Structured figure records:
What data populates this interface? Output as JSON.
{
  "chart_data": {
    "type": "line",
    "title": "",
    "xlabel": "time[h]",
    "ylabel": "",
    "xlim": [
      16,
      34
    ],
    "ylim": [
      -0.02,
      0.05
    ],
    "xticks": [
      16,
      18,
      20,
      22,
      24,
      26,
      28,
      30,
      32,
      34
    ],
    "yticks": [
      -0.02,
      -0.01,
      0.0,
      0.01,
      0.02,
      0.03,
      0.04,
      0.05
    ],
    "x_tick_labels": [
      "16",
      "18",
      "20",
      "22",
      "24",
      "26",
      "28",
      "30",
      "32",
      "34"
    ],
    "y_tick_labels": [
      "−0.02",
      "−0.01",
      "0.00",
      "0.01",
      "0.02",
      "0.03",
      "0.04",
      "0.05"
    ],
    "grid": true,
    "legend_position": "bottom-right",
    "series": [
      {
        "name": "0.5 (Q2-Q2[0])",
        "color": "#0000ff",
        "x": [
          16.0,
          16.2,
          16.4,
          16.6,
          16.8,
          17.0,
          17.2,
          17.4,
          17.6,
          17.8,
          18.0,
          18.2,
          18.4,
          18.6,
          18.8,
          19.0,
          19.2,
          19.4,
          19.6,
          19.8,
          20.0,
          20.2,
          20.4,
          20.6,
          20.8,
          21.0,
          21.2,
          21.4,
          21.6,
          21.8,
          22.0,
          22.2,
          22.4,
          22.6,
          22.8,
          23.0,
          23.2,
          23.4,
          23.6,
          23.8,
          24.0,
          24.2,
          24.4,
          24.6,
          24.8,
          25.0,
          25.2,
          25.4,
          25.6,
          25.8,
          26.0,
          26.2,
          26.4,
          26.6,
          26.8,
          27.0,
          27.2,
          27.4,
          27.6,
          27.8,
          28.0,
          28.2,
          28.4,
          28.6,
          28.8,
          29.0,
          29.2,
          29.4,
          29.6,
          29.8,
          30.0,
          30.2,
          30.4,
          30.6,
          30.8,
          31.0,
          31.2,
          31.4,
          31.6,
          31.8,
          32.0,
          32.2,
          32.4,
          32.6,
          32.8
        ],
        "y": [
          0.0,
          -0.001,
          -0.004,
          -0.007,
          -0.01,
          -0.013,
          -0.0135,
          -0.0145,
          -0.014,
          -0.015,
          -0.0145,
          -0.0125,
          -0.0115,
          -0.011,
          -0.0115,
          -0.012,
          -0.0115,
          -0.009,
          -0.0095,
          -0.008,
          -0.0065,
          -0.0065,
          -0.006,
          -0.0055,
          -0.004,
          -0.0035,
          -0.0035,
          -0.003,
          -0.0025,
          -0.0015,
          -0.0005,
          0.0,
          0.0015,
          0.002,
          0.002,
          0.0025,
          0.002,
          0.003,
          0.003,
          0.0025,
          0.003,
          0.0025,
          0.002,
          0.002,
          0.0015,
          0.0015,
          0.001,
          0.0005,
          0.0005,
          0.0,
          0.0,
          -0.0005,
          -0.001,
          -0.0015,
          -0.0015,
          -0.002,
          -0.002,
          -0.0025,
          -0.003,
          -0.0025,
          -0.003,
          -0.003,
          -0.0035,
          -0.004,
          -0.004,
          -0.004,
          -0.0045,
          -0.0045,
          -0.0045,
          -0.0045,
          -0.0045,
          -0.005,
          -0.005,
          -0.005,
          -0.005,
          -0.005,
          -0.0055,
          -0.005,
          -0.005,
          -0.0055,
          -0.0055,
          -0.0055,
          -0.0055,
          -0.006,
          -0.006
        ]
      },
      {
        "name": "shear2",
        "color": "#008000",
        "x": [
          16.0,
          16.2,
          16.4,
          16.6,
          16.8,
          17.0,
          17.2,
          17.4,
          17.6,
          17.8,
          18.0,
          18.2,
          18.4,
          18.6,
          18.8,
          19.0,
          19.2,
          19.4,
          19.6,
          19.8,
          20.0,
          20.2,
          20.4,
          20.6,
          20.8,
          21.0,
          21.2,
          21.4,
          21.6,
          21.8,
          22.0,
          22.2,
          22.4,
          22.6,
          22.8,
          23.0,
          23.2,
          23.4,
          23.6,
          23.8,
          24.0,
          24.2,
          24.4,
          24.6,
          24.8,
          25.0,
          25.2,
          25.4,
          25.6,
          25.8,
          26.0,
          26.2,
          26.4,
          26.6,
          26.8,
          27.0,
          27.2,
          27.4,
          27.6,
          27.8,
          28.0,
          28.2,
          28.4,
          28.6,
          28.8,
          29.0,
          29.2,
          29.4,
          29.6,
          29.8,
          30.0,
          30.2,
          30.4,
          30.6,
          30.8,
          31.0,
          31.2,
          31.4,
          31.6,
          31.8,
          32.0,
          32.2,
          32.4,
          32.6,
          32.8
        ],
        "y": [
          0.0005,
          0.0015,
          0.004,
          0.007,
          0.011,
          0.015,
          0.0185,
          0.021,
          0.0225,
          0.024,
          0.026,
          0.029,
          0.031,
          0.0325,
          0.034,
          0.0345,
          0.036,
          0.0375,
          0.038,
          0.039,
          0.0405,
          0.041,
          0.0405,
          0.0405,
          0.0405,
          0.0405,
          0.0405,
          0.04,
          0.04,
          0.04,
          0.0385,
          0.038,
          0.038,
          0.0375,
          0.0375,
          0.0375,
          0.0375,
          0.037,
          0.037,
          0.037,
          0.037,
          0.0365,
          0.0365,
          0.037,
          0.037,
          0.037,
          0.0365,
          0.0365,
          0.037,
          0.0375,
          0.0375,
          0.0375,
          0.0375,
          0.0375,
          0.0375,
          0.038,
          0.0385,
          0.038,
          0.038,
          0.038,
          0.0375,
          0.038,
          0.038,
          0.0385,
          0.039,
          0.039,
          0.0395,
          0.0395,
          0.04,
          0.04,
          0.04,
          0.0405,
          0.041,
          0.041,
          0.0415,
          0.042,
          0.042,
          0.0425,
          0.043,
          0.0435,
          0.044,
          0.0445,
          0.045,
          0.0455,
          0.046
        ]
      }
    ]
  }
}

_TO DO_.
Output every record above exactly as it appears.

_WRITTEN SOLUTION_.
What data populates this interface? Output as JSON.
{
  "chart_data": {
    "type": "line",
    "title": "",
    "xlabel": "time[h]",
    "ylabel": "",
    "xlim": [
      16,
      34
    ],
    "ylim": [
      -0.02,
      0.05
    ],
    "xticks": [
      16,
      18,
      20,
      22,
      24,
      26,
      28,
      30,
      32,
      34
    ],
    "yticks": [
      -0.02,
      -0.01,
      0.0,
      0.01,
      0.02,
      0.03,
      0.04,
      0.05
    ],
    "x_tick_labels": [
      "16",
      "18",
      "20",
      "22",
      "24",
      "26",
      "28",
      "30",
      "32",
      "34"
    ],
    "y_tick_labels": [
      "−0.02",
      "−0.01",
      "0.00",
      "0.01",
      "0.02",
      "0.03",
      "0.04",
      "0.05"
    ],
    "grid": true,
    "legend_position": "bottom-right",
    "series": [
      {
        "name": "0.5 (Q2-Q2[0])",
        "color": "#0000ff",
        "x": [
          16.0,
          16.2,
          16.4,
          16.6,
          16.8,
          17.0,
          17.2,
          17.4,
          17.6,
          17.8,
          18.0,
          18.2,
          18.4,
          18.6,
          18.8,
          19.0,
          19.2,
          19.4,
          19.6,
          19.8,
          20.0,
          20.2,
          20.4,
          20.6,
          20.8,
          21.0,
          21.2,
          21.4,
          21.6,
          21.8,
          22.0,
          22.2,
          22.4,
          22.6,
          22.8,
          23.0,
          23.2,
          23.4,
          23.6,
          23.8,
          24.0,
          24.2,
          24.4,
          24.6,
          24.8,
          25.0,
          25.2,
          25.4,
          25.6,
          25.8,
          26.0,
          26.2,
          26.4,
          26.6,
          26.8,
          27.0,
          27.2,
          27.4,
          27.6,
          27.8,
          28.0,
          28.2,
          28.4,
          28.6,
          28.8,
          29.0,
          29.2,
          29.4,
          29.6,
          29.8,
          30.0,
          30.2,
          30.4,
          30.6,
          30.8,
          31.0,
          31.2,
          31.4,
          31.6,
          31.8,
          32.0,
          32.2,
          32.4,
          32.6,
          32.8
        ],
        "y": [
          0.0,
          -0.001,
          -0.004,
          -0.007,
          -0.01,
          -0.013,
          -0.0135,
          -0.0145,
          -0.014,
          -0.015,
          -0.0145,
          -0.0125,
          -0.0115,
          -0.011,
          -0.0115,
          -0.012,
          -0.0115,
          -0.009,
          -0.0095,
          -0.008,
          -0.0065,
          -0.0065,
          -0.006,
          -0.0055,
          -0.004,
          -0.0035,
          -0.0035,
          -0.003,
          -0.0025,
          -0.0015,
          -0.0005,
          0.0,
          0.0015,
          0.002,
          0.002,
          0.0025,
          0.002,
          0.003,
          0.003,
          0.0025,
          0.003,
          0.0025,
          0.002,
          0.002,
          0.0015,
          0.0015,
          0.001,
          0.0005,
          0.0005,
          0.0,
          0.0,
          -0.0005,
          -0.001,
          -0.0015,
          -0.0015,
          -0.002,
          -0.002,
          -0.0025,
          -0.003,
          -0.0025,
          -0.003,
          -0.003,
          -0.0035,
          -0.004,
          -0.004,
          -0.004,
          -0.0045,
          -0.0045,
          -0.0045,
          -0.0045,
          -0.0045,
          -0.005,
          -0.005,
          -0.005,
          -0.005,
          -0.005,
          -0.0055,
          -0.005,
          -0.005,
          -0.0055,
          -0.0055,
          -0.0055,
          -0.0055,
          -0.006,
          -0.006
        ]
      },
      {
        "name": "shear2",
        "color": "#008000",
        "x": [
          16.0,
          16.2,
          16.4,
          16.6,
          16.8,
          17.0,
          17.2,
          17.4,
          17.6,
          17.8,
          18.0,
          18.2,
          18.4,
          18.6,
          18.8,
          19.0,
          19.2,
          19.4,
          19.6,
          19.8,
          20.0,
          20.2,
          20.4,
          20.6,
          20.8,
          21.0,
          21.2,
          21.4,
          21.6,
          21.8,
          22.0,
          22.2,
          22.4,
          22.6,
          22.8,
          23.0,
          23.2,
          23.4,
          23.6,
          23.8,
          24.0,
          24.2,
          24.4,
          24.6,
          24.8,
          25.0,
          25.2,
          25.4,
          25.6,
          25.8,
          26.0,
          26.2,
          26.4,
          26.6,
          26.8,
          27.0,
          27.2,
          27.4,
          27.6,
          27.8,
          28.0,
          28.2,
          28.4,
          28.6,
          28.8,
          29.0,
          29.2,
          29.4,
          29.6,
          29.8,
          30.0,
          30.2,
          30.4,
          30.6,
          30.8,
          31.0,
          31.2,
          31.4,
          31.6,
          31.8,
          32.0,
          32.2,
          32.4,
          32.6,
          32.8
        ],
        "y": [
          0.0005,
          0.0015,
          0.004,
          0.007,
          0.011,
          0.015,
          0.0185,
          0.021,
          0.0225,
          0.024,
          0.026,
          0.029,
          0.031,
          0.0325,
          0.034,
          0.0345,
          0.036,
          0.0375,
          0.038,
          0.039,
          0.0405,
          0.041,
          0.0405,
          0.0405,
          0.0405,
          0.0405,
          0.0405,
          0.04,
          0.04,
          0.04,
          0.0385,
          0.038,
          0.038,
          0.0375,
          0.0375,
          0.0375,
          0.0375,
          0.037,
          0.037,
          0.037,
          0.037,
          0.0365,
          0.0365,
          0.037,
          0.037,
          0.037,
          0.0365,
          0.0365,
          0.037,
          0.0375,
          0.0375,
          0.0375,
          0.0375,
          0.0375,
          0.0375,
          0.038,
          0.0385,
          0.038,
          0.038,
          0.038,
          0.0375,
          0.038,
          0.038,
          0.0385,
          0.039,
          0.039,
          0.0395,
          0.0395,
          0.04,
          0.04,
          0.04,
          0.0405,
          0.041,
          0.041,
          0.0415,
          0.042,
          0.042,
          0.0425,
          0.043,
          0.0435,
          0.044,
          0.0445,
          0.045,
          0.0455,
          0.046
        ]
      }
    ]
  }
}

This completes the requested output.